- _WHAT IS EXPECTED_:
Repeat the whole of the data, keeping every detail the same.

- _DATASET ROWS_:

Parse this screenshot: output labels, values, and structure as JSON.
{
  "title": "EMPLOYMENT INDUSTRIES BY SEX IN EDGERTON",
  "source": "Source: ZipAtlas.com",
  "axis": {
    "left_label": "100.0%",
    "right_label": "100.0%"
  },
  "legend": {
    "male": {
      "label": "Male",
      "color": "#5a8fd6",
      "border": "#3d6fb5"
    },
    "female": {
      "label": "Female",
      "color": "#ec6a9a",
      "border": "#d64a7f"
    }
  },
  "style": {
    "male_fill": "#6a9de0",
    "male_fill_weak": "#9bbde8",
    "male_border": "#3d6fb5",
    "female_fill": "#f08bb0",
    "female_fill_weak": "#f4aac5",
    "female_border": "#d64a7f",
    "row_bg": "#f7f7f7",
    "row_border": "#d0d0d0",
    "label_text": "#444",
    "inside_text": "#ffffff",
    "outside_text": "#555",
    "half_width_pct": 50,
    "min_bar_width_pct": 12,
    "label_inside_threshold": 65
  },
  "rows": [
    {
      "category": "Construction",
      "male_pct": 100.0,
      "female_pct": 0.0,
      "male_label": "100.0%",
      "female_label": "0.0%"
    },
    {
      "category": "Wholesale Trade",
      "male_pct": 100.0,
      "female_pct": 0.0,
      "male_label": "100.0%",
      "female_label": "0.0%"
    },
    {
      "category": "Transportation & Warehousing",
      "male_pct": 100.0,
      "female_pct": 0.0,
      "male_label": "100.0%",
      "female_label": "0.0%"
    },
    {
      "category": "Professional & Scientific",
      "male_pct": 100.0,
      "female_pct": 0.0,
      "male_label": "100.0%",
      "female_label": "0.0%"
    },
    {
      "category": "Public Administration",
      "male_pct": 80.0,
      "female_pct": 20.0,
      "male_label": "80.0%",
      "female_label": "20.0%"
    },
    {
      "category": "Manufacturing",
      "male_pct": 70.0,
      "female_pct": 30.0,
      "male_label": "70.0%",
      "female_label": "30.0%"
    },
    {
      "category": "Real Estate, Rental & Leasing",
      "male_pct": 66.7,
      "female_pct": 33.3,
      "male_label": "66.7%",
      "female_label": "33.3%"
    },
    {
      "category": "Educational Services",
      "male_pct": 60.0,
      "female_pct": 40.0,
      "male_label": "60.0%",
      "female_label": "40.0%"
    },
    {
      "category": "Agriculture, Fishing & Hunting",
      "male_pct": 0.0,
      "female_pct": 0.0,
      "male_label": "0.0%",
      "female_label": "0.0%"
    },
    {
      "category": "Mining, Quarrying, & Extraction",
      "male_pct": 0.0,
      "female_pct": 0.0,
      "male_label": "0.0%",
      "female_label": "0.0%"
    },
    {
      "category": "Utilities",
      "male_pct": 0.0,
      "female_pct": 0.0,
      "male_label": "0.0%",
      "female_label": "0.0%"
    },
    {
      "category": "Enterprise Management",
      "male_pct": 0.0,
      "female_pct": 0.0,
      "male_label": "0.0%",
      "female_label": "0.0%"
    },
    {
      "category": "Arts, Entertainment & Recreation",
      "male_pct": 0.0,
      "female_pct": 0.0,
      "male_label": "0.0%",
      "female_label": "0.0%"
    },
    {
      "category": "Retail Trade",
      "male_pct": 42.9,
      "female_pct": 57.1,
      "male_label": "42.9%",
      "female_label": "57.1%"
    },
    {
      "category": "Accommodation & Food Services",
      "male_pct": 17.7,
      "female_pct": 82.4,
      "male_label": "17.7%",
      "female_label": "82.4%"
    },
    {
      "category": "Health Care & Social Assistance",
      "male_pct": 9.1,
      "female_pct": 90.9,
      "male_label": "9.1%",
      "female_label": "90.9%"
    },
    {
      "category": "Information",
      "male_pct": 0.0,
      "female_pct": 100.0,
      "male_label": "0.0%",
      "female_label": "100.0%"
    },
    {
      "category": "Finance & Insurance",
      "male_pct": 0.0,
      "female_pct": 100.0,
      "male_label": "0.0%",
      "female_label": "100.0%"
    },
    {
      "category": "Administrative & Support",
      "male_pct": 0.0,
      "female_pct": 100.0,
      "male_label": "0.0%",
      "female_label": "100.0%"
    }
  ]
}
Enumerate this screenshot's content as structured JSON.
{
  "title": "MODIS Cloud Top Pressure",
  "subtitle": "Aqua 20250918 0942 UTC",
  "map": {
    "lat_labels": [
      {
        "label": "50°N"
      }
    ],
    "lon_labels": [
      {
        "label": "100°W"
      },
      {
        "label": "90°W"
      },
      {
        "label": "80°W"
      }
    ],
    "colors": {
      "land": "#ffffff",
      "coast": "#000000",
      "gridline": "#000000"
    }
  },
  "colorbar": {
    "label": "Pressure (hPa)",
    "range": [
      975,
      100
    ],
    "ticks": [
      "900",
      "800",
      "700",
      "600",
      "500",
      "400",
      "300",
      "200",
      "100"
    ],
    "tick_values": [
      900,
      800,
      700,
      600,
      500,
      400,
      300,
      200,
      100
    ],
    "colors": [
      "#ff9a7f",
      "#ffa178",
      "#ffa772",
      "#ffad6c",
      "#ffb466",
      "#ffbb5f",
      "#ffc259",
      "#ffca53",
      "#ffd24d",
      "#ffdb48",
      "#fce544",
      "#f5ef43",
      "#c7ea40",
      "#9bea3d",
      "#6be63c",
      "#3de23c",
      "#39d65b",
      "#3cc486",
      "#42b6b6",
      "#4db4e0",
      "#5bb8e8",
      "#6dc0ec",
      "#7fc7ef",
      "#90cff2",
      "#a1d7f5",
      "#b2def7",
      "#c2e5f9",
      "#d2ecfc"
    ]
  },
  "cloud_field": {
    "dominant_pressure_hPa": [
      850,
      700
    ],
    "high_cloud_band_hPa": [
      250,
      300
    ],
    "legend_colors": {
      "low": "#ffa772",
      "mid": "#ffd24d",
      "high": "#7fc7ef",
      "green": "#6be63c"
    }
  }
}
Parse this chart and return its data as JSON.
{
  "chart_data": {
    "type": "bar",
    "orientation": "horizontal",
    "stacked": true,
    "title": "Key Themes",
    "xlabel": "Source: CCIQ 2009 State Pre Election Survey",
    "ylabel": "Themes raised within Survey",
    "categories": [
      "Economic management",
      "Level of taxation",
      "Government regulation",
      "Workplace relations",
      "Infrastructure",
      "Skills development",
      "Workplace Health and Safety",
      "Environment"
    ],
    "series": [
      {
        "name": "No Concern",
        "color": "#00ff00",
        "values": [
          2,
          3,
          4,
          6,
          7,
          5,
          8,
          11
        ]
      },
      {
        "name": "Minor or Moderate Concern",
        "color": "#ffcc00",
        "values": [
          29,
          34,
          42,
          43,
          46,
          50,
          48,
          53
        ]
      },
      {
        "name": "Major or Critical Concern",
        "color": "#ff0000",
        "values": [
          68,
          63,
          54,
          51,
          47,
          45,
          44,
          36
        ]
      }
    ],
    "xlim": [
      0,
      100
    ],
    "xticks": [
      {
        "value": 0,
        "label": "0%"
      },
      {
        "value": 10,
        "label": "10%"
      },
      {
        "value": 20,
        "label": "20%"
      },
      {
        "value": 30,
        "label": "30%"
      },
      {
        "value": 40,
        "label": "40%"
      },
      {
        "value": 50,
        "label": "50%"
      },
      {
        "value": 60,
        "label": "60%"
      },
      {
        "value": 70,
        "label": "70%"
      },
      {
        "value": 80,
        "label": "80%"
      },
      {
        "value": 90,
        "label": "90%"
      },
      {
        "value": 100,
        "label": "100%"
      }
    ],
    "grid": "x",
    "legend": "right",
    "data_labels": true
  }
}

- _ANSWER TO THE EXERCISE_:
Parse this screenshot: output labels, values, and structure as JSON.
{
  "title": "EMPLOYMENT INDUSTRIES BY SEX IN EDGERTON",
  "source": "Source: ZipAtlas.com",
  "axis": {
    "left_label": "100.0%",
    "right_label": "100.0%"
  },
  "legend": {
    "male": {
      "label": "Male",
      "color": "#5a8fd6",
      "border": "#3d6fb5"
    },
    "female": {
      "label": "Female",
      "color": "#ec6a9a",
      "border": "#d64a7f"
    }
  },
  "style": {
    "male_fill": "#6a9de0",
    "male_fill_weak": "#9bbde8",
    "male_border": "#3d6fb5",
    "female_fill": "#f08bb0",
    "female_fill_weak": "#f4aac5",
    "female_border": "#d64a7f",
    "row_bg": "#f7f7f7",
    "row_border": "#d0d0d0",
    "label_text": "#444",
    "inside_text": "#ffffff",
    "outside_text": "#555",
    "half_width_pct": 50,
    "min_bar_width_pct": 12,
    "label_inside_threshold": 65
  },
  "rows": [
    {
      "category": "Construction",
      "male_pct": 100.0,
      "female_pct": 0.0,
      "male_label": "100.0%",
      "female_label": "0.0%"
    },
    {
      "category": "Wholesale Trade",
      "male_pct": 100.0,
      "female_pct": 0.0,
      "male_label": "100.0%",
      "female_label": "0.0%"
    },
    {
      "category": "Transportation & Warehousing",
      "male_pct": 100.0,
      "female_pct": 0.0,
      "male_label": "100.0%",
      "female_label": "0.0%"
    },
    {
      "category": "Professional & Scientific",
      "male_pct": 100.0,
      "female_pct": 0.0,
      "male_label": "100.0%",
      "female_label": "0.0%"
    },
    {
      "category": "Public Administration",
      "male_pct": 80.0,
      "female_pct": 20.0,
      "male_label": "80.0%",
      "female_label": "20.0%"
    },
    {
      "category": "Manufacturing",
      "male_pct": 70.0,
      "female_pct": 30.0,
      "male_label": "70.0%",
      "female_label": "30.0%"
    },
    {
      "category": "Real Estate, Rental & Leasing",
      "male_pct": 66.7,
      "female_pct": 33.3,
      "male_label": "66.7%",
      "female_label": "33.3%"
    },
    {
      "category": "Educational Services",
      "male_pct": 60.0,
      "female_pct": 40.0,
      "male_label": "60.0%",
      "female_label": "40.0%"
    },
    {
      "category": "Agriculture, Fishing & Hunting",
      "male_pct": 0.0,
      "female_pct": 0.0,
      "male_label": "0.0%",
      "female_label": "0.0%"
    },
    {
      "category": "Mining, Quarrying, & Extraction",
      "male_pct": 0.0,
      "female_pct": 0.0,
      "male_label": "0.0%",
      "female_label": "0.0%"
    },
    {
      "category": "Utilities",
      "male_pct": 0.0,
      "female_pct": 0.0,
      "male_label": "0.0%",
      "female_label": "0.0%"
    },
    {
      "category": "Enterprise Management",
      "male_pct": 0.0,
      "female_pct": 0.0,
      "male_label": "0.0%",
      "female_label": "0.0%"
    },
    {
      "category": "Arts, Entertainment & Recreation",
      "male_pct": 0.0,
      "female_pct": 0.0,
      "male_label": "0.0%",
      "female_label": "0.0%"
    },
    {
      "category": "Retail Trade",
      "male_pct": 42.9,
      "female_pct": 57.1,
      "male_label": "42.9%",
      "female_label": "57.1%"
    },
    {
      "category": "Accommodation & Food Services",
      "male_pct": 17.7,
      "female_pct": 82.4,
      "male_label": "17.7%",
      "female_label": "82.4%"
    },
    {
      "category": "Health Care & Social Assistance",
      "male_pct": 9.1,
      "female_pct": 90.9,
      "male_label": "9.1%",
      "female_label": "90.9%"
    },
    {
      "category": "Information",
      "male_pct": 0.0,
      "female_pct": 100.0,
      "male_label": "0.0%",
      "female_label": "100.0%"
    },
    {
      "category": "Finance & Insurance",
      "male_pct": 0.0,
      "female_pct": 100.0,
      "male_label": "0.0%",
      "female_label": "100.0%"
    },
    {
      "category": "Administrative & Support",
      "male_pct": 0.0,
      "female_pct": 100.0,
      "male_label": "0.0%",
      "female_label": "100.0%"
    }
  ]
}
Enumerate this screenshot's content as structured JSON.
{
  "title": "MODIS Cloud Top Pressure",
  "subtitle": "Aqua 20250918 0942 UTC",
  "map": {
    "lat_labels": [
      {
        "label": "50°N"
      }
    ],
    "lon_labels": [
      {
        "label": "100°W"
      },
      {
        "label": "90°W"
      },
      {
        "label": "80°W"
      }
    ],
    "colors": {
      "land": "#ffffff",
      "coast": "#000000",
      "gridline": "#000000"
    }
  },
  "colorbar": {
    "label": "Pressure (hPa)",
    "range": [
      975,
      100
    ],
    "ticks": [
      "900",
      "800",
      "700",
      "600",
      "500",
      "400",
      "300",
      "200",
      "100"
    ],
    "tick_values": [
      900,
      800,
      700,
      600,
      500,
      400,
      300,
      200,
      100
    ],
    "colors": [
      "#ff9a7f",
      "#ffa178",
      "#ffa772",
      "#ffad6c",
      "#ffb466",
      "#ffbb5f",
      "#ffc259",
      "#ffca53",
      "#ffd24d",
      "#ffdb48",
      "#fce544",
      "#f5ef43",
      "#c7ea40",
      "#9bea3d",
      "#6be63c",
      "#3de23c",
      "#39d65b",
      "#3cc486",
      "#42b6b6",
      "#4db4e0",
      "#5bb8e8",
      "#6dc0ec",
      "#7fc7ef",
      "#90cff2",
      "#a1d7f5",
      "#b2def7",
      "#c2e5f9",
      "#d2ecfc"
    ]
  },
  "cloud_field": {
    "dominant_pressure_hPa": [
      850,
      700
    ],
    "high_cloud_band_hPa": [
      250,
      300
    ],
    "legend_colors": {
      "low": "#ffa772",
      "mid": "#ffd24d",
      "high": "#7fc7ef",
      "green": "#6be63c"
    }
  }
}
Parse this chart and return its data as JSON.
{
  "chart_data": {
    "type": "bar",
    "orientation": "horizontal",
    "stacked": true,
    "title": "Key Themes",
    "xlabel": "Source: CCIQ 2009 State Pre Election Survey",
    "ylabel": "Themes raised within Survey",
    "categories": [
      "Economic management",
      "Level of taxation",
      "Government regulation",
      "Workplace relations",
      "Infrastructure",
      "Skills development",
      "Workplace Health and Safety",
      "Environment"
    ],
    "series": [
      {
        "name": "No Concern",
        "color": "#00ff00",
        "values": [
          2,
          3,
          4,
          6,
          7,
          5,
          8,
          11
        ]
      },
      {
        "name": "Minor or Moderate Concern",
        "color": "#ffcc00",
        "values": [
          29,
          34,
          42,
          43,
          46,
          50,
          48,
          53
        ]
      },
      {
        "name": "Major or Critical Concern",
        "color": "#ff0000",
        "values": [
          68,
          63,
          54,
          51,
          47,
          45,
          44,
          36
        ]
      }
    ],
    "xlim": [
      0,
      100
    ],
    "xticks": [
      {
        "value": 0,
        "label": "0%"
      },
      {
        "value": 10,
        "label": "10%"
      },
      {
        "value": 20,
        "label": "20%"
      },
      {
        "value": 30,
        "label": "30%"
      },
      {
        "value": 40,
        "label": "40%"
      },
      {
        "value": 50,
        "label": "50%"
      },
      {
        "value": 60,
        "label": "60%"
      },
      {
        "value": 70,
        "label": "70%"
      },
      {
        "value": 80,
        "label": "80%"
      },
      {
        "value": 90,
        "label": "90%"
      },
      {
        "value": 100,
        "label": "100%"
      }
    ],
    "grid": "x",
    "legend": "right",
    "data_labels": true
  }
}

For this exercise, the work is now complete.